▸ **Description of the task**
Transcribe the listing exactly, leaving out every picture.

+ + +

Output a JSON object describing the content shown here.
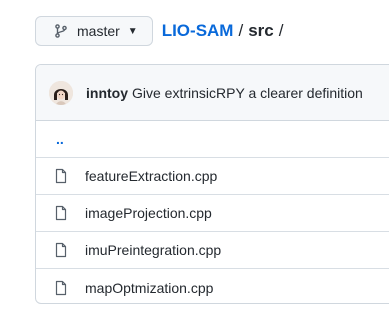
{
  "branch": {
    "name": "master",
    "icon": "git-branch-icon",
    "caret_icon": "caret-down-icon"
  },
  "breadcrumb": {
    "repo": "LIO-SAM",
    "separator": "/",
    "folder": "src",
    "trailing": "/"
  },
  "commit": {
    "author": "inntoy",
    "message": "Give extrinsicRPY a clearer definition",
    "avatar_icon": "avatar"
  },
  "parent_link": "..",
  "files": [
    {
      "name": "featureExtraction.cpp",
      "icon": "file-icon"
    },
    {
      "name": "imageProjection.cpp",
      "icon": "file-icon"
    },
    {
      "name": "imuPreintegration.cpp",
      "icon": "file-icon"
    },
    {
      "name": "mapOptmization.cpp",
      "icon": "file-icon"
    }
  ],
  "colors": {
    "link": "#0969da",
    "text": "#24292f",
    "border": "#d0d7de",
    "header_bg": "#f6f8fa"
  }
}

+ + +

▸ **Solution for this problem**
Output a JSON object describing the content shown here.
{
  "branch": {
    "name": "master",
    "icon": "git-branch-icon",
    "caret_icon": "caret-down-icon"
  },
  "breadcrumb": {
    "repo": "LIO-SAM",
    "separator": "/",
    "folder": "src",
    "trailing": "/"
  },
  "commit": {
    "author": "inntoy",
    "message": "Give extrinsicRPY a clearer definition",
    "avatar_icon": "avatar"
  },
  "parent_link": "..",
  "files": [
    {
      "name": "featureExtraction.cpp",
      "icon": "file-icon"
    },
    {
      "name": "imageProjection.cpp",
      "icon": "file-icon"
    },
    {
      "name": "imuPreintegration.cpp",
      "icon": "file-icon"
    },
    {
      "name": "mapOptmization.cpp",
      "icon": "file-icon"
    }
  ],
  "colors": {
    "link": "#0969da",
    "text": "#24292f",
    "border": "#d0d7de",
    "header_bg": "#f6f8fa"
  }
}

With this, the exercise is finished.